> WHAT YOU SHOULD DO:
Output every line of the material below as a numbered list, leaving out any blank lines.

> MATERIAL FOR THIS EXERCISE:
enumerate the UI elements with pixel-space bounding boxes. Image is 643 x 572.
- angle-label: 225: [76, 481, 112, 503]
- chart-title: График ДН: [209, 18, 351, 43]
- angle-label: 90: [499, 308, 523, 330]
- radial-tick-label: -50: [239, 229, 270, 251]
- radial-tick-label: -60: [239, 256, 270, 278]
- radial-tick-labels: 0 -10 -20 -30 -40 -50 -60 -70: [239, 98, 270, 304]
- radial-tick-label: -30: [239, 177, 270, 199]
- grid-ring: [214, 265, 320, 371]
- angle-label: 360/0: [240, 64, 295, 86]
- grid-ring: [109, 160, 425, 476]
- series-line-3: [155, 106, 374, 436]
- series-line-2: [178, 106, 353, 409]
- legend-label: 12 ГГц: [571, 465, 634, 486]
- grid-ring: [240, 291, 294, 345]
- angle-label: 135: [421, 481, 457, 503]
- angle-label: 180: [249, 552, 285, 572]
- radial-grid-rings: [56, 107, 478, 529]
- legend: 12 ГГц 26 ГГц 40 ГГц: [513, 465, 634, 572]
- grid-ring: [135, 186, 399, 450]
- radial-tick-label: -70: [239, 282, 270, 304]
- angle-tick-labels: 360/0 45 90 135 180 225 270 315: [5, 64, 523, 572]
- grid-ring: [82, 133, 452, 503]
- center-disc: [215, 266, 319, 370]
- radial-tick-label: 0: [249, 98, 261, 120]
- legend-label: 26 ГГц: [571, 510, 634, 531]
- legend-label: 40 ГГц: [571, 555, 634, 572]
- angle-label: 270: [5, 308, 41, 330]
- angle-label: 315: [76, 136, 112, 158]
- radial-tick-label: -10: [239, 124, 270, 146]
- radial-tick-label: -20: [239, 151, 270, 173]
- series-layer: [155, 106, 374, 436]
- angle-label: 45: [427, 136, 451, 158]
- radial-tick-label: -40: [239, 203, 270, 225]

> EXPECTED ANSWER:
1. enumerate the UI elements with pixel-space bounding boxes. Image is 643 x 572.
2. - angle-label: 225: [76, 481, 112, 503]
3. - chart-title: График ДН: [209, 18, 351, 43]
4. - angle-label: 90: [499, 308, 523, 330]
5. - radial-tick-label: -50: [239, 229, 270, 251]
6. - radial-tick-label: -60: [239, 256, 270, 278]
7. - radial-tick-labels: 0 -10 -20 -30 -40 -50 -60 -70: [239, 98, 270, 304]
8. - radial-tick-label: -30: [239, 177, 270, 199]
9. - grid-ring: [214, 265, 320, 371]
10. - angle-label: 360/0: [240, 64, 295, 86]
11. - grid-ring: [109, 160, 425, 476]
12. - series-line-3: [155, 106, 374, 436]
13. - series-line-2: [178, 106, 353, 409]
14. - legend-label: 12 ГГц: [571, 465, 634, 486]
15. - grid-ring: [240, 291, 294, 345]
16. - angle-label: 135: [421, 481, 457, 503]
17. - angle-label: 180: [249, 552, 285, 572]
18. - radial-grid-rings: [56, 107, 478, 529]
19. - legend: 12 ГГц 26 ГГц 40 ГГц: [513, 465, 634, 572]
20. - grid-ring: [135, 186, 399, 450]
21. - radial-tick-label: -70: [239, 282, 270, 304]
22. - angle-tick-labels: 360/0 45 90 135 180 225 270 315: [5, 64, 523, 572]
23. - grid-ring: [82, 133, 452, 503]
24. - center-disc: [215, 266, 319, 370]
25. - radial-tick-label: 0: [249, 98, 261, 120]
26. - legend-label: 26 ГГц: [571, 510, 634, 531]
27. - legend-label: 40 ГГц: [571, 555, 634, 572]
28. - angle-label: 270: [5, 308, 41, 330]
29. - angle-label: 315: [76, 136, 112, 158]
30. - radial-tick-label: -10: [239, 124, 270, 146]
31. - radial-tick-label: -20: [239, 151, 270, 173]
32. - series-layer: [155, 106, 374, 436]
33. - angle-label: 45: [427, 136, 451, 158]
34. - radial-tick-label: -40: [239, 203, 270, 225]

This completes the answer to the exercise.